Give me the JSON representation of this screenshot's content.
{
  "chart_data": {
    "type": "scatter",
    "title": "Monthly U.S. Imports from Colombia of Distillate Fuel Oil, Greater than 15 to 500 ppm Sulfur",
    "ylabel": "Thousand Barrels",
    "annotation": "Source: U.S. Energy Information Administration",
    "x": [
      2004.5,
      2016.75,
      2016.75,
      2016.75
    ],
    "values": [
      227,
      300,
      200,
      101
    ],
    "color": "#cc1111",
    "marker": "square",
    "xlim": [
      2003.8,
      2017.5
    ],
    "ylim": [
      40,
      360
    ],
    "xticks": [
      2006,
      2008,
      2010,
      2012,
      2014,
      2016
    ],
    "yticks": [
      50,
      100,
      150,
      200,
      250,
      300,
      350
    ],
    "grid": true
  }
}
***
| Exercise |
Copy out the material word for word and line for line.

| Response |
Give me the JSON representation of this screenshot's content.
{
  "chart_data": {
    "type": "scatter",
    "title": "Monthly U.S. Imports from Colombia of Distillate Fuel Oil, Greater than 15 to 500 ppm Sulfur",
    "ylabel": "Thousand Barrels",
    "annotation": "Source: U.S. Energy Information Administration",
    "x": [
      2004.5,
      2016.75,
      2016.75,
      2016.75
    ],
    "values": [
      227,
      300,
      200,
      101
    ],
    "color": "#cc1111",
    "marker": "square",
    "xlim": [
      2003.8,
      2017.5
    ],
    "ylim": [
      40,
      360
    ],
    "xticks": [
      2006,
      2008,
      2010,
      2012,
      2014,
      2016
    ],
    "yticks": [
      50,
      100,
      150,
      200,
      250,
      300,
      350
    ],
    "grid": true
  }
}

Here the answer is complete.